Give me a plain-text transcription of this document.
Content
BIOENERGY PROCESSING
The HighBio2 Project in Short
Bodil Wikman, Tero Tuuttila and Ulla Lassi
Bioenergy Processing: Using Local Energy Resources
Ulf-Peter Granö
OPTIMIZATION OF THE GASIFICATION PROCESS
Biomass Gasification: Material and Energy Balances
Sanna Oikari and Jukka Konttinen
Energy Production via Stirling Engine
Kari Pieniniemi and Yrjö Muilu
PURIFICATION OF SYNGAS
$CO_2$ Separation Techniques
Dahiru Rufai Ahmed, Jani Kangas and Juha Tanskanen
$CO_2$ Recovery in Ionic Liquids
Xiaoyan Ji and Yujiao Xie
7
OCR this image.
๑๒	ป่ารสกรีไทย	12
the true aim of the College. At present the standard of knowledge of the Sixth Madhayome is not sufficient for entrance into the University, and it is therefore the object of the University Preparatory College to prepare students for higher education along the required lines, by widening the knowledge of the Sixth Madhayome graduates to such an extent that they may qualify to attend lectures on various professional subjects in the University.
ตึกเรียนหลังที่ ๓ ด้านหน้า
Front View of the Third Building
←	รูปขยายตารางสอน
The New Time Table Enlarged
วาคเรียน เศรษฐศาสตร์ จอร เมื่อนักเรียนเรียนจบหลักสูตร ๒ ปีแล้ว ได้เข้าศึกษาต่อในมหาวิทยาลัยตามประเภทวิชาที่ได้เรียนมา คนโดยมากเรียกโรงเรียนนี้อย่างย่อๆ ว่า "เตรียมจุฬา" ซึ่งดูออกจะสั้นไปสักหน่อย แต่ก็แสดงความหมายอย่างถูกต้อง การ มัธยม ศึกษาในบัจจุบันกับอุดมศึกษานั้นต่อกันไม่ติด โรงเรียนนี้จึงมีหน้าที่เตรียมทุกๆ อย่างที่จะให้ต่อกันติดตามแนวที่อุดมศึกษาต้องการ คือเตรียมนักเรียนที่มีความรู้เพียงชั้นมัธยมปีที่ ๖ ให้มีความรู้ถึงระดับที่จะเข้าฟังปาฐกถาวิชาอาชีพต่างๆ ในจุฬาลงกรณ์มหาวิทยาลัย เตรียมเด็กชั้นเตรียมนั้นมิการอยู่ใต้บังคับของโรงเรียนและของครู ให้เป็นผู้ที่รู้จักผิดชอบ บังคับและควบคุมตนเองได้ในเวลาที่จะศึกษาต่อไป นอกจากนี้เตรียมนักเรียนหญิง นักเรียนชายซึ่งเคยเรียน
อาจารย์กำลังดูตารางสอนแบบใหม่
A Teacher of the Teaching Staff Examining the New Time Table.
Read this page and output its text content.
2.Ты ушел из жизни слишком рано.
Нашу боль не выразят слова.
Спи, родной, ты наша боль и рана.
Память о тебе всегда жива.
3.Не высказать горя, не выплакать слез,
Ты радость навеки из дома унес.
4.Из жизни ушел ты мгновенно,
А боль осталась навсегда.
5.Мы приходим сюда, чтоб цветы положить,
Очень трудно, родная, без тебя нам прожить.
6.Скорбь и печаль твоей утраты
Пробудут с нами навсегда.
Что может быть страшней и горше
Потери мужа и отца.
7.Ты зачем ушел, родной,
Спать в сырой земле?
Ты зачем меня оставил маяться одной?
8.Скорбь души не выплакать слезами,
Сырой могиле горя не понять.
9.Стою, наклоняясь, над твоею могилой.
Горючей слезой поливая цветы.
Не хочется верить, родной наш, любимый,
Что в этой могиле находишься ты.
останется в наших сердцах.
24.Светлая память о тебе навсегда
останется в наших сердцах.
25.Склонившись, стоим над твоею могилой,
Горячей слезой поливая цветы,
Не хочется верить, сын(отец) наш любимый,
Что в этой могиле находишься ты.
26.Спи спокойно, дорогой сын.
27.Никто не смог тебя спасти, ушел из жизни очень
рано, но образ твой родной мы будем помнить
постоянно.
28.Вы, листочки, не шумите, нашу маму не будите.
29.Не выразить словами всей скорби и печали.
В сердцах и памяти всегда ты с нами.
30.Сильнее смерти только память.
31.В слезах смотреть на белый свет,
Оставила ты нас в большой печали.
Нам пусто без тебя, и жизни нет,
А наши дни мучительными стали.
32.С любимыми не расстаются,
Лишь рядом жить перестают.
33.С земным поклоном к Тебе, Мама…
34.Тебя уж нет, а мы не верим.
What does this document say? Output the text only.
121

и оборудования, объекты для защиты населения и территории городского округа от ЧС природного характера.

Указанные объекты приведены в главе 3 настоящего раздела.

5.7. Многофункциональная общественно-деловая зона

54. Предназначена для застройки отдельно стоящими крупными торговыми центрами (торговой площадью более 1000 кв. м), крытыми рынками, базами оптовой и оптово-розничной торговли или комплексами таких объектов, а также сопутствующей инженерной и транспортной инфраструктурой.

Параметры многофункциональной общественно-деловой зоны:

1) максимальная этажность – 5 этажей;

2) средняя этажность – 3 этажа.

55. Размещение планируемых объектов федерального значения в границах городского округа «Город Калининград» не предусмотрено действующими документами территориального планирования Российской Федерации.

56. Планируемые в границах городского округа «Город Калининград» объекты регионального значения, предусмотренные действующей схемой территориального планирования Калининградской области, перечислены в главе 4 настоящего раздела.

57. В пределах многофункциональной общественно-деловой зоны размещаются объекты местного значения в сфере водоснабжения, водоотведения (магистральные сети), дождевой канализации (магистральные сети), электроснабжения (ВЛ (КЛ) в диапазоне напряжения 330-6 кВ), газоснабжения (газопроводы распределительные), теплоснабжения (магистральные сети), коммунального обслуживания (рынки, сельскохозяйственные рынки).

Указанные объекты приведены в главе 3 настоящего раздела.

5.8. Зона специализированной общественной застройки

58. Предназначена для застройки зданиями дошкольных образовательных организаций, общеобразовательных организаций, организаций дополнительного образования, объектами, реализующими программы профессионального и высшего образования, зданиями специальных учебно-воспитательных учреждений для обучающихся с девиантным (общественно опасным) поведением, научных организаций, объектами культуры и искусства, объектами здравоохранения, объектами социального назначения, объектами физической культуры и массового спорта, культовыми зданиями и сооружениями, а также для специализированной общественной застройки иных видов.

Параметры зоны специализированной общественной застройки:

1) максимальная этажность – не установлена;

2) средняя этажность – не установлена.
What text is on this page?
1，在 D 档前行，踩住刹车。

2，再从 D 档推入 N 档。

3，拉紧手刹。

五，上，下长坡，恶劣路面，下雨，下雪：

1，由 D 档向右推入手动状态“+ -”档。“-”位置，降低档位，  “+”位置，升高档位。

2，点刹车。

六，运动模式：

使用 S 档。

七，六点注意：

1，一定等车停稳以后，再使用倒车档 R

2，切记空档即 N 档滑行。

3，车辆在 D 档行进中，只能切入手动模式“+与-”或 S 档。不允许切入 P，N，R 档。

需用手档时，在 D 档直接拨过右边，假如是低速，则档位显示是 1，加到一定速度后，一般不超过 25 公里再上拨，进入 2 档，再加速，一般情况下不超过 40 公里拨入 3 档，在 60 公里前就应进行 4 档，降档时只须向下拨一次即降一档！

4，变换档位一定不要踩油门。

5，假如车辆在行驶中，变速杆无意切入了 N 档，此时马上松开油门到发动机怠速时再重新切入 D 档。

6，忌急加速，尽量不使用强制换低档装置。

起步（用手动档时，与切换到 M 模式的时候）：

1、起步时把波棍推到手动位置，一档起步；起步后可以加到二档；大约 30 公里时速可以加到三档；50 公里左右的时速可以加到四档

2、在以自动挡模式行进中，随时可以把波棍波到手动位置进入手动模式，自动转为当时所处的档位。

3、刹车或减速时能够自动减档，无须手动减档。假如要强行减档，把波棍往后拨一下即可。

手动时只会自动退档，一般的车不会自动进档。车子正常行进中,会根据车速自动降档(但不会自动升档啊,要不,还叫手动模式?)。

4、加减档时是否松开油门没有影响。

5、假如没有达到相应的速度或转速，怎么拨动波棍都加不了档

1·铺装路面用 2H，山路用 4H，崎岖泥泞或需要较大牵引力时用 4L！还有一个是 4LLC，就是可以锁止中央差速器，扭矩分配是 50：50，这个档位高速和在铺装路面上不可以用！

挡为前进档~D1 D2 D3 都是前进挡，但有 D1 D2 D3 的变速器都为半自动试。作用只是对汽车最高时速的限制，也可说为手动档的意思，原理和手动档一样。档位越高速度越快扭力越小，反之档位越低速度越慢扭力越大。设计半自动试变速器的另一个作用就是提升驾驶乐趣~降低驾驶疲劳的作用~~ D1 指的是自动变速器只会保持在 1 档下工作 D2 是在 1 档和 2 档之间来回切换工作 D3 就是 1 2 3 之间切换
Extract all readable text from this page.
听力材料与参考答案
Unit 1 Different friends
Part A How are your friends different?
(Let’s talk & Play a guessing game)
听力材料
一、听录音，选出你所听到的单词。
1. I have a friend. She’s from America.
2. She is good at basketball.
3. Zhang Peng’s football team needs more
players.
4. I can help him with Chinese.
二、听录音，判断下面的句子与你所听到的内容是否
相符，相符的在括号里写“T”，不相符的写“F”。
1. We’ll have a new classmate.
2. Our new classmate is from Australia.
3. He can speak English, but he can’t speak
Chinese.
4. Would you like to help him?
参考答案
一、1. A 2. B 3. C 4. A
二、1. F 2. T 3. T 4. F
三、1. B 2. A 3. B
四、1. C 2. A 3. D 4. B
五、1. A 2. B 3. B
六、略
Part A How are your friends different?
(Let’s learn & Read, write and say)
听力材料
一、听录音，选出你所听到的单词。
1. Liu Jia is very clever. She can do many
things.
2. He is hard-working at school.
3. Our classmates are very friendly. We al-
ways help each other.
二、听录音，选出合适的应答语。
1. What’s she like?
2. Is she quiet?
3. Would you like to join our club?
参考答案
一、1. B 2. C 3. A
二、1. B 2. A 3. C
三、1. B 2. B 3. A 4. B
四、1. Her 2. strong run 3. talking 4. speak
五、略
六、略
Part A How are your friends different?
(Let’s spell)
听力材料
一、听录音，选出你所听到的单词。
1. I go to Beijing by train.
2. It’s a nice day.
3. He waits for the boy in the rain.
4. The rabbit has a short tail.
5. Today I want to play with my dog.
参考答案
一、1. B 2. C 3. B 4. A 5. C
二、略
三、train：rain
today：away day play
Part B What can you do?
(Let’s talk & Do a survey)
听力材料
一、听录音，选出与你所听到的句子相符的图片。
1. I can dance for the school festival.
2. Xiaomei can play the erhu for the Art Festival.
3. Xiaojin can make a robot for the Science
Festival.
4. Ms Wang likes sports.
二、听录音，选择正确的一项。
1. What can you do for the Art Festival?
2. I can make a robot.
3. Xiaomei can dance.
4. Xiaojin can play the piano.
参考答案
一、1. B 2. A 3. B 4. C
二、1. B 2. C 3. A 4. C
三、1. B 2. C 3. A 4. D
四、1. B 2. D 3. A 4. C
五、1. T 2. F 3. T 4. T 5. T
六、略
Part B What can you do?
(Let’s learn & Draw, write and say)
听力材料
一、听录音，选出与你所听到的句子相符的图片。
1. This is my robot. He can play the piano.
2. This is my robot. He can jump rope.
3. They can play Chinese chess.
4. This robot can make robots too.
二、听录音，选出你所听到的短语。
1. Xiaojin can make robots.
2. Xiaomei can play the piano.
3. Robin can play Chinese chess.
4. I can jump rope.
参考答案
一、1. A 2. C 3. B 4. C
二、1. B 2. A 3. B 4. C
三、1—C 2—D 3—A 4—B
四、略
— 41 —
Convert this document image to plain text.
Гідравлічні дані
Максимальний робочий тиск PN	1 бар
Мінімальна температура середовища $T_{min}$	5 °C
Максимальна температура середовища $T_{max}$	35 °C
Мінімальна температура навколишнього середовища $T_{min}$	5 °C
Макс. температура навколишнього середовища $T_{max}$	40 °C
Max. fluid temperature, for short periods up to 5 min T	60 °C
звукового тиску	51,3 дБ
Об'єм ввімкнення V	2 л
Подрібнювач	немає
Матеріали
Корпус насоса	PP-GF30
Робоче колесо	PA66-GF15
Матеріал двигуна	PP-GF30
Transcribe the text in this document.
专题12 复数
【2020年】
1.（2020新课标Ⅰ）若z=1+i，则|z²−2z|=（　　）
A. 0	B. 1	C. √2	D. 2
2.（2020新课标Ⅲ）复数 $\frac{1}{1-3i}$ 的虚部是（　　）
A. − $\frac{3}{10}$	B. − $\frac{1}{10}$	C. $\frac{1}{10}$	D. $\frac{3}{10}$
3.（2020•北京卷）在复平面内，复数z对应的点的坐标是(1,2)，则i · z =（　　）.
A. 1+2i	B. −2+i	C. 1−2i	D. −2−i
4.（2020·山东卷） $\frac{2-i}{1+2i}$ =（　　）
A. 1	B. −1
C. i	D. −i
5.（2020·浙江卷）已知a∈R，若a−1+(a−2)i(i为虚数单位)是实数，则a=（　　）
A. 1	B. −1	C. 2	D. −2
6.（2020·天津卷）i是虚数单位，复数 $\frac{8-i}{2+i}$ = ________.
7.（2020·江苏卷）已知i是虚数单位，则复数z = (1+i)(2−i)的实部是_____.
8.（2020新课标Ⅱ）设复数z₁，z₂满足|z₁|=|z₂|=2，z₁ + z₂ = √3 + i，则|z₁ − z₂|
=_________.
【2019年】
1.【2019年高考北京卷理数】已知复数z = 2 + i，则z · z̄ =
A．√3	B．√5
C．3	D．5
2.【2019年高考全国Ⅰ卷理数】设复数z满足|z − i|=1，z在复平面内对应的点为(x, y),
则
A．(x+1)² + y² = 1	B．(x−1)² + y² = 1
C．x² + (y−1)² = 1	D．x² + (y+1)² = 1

--- --- ---

» What you are asked to do
Pull out and copy each line containing the string "Table".

» Solved problem
The New Time Table Enlarged
A Teacher of the Teaching Staff Examining the New Time Table.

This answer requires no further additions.